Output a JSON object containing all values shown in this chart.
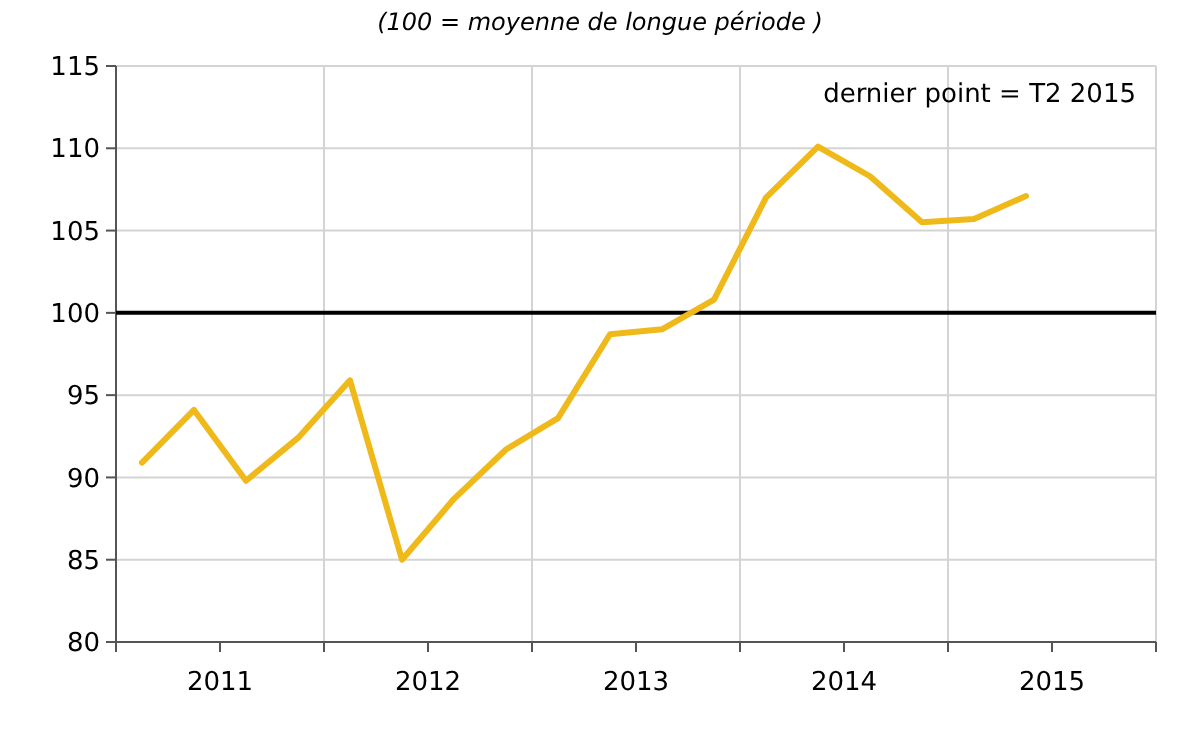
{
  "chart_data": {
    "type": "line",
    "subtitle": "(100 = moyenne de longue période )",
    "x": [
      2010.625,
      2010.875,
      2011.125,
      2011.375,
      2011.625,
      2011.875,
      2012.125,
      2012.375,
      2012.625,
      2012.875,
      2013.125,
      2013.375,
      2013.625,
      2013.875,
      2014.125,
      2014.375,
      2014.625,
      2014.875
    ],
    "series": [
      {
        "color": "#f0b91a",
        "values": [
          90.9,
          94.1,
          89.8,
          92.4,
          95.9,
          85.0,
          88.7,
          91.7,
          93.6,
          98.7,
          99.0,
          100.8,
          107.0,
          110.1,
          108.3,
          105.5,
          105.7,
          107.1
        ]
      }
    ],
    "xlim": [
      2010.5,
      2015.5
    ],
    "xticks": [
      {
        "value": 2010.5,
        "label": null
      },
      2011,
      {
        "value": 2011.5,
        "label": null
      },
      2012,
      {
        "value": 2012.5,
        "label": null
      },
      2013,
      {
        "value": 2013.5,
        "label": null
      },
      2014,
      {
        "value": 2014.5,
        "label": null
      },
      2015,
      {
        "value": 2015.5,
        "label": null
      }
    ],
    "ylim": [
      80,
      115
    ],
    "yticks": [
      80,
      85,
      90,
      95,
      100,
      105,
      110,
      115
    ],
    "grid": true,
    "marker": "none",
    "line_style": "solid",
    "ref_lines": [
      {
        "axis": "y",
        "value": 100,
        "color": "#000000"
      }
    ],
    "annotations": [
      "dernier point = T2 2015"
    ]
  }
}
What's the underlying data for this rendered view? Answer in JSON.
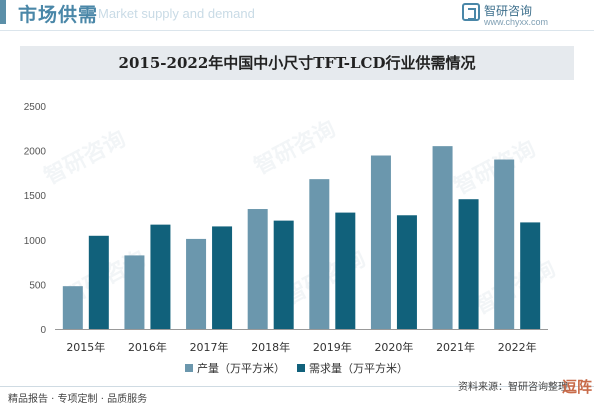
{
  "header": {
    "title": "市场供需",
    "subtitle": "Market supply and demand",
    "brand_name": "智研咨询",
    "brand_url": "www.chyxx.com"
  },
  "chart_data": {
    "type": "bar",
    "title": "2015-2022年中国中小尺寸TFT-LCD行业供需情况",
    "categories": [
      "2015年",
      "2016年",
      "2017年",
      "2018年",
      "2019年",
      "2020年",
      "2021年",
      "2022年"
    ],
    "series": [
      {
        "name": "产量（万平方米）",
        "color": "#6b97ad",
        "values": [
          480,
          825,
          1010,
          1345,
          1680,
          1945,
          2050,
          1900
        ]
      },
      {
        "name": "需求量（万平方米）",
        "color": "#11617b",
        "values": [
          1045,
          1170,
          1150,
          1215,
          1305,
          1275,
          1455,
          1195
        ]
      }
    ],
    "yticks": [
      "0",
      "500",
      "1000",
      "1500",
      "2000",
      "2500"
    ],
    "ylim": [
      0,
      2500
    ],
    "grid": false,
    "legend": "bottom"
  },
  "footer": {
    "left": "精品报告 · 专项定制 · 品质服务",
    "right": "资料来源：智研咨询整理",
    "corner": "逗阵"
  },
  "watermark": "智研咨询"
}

• Directions for this task
Look above for lines with the word "JSON" and copy them all.

• Result below
Output a JSON object containing all values shown in this chart.
What's the underlying data for this rendered view? Answer in JSON.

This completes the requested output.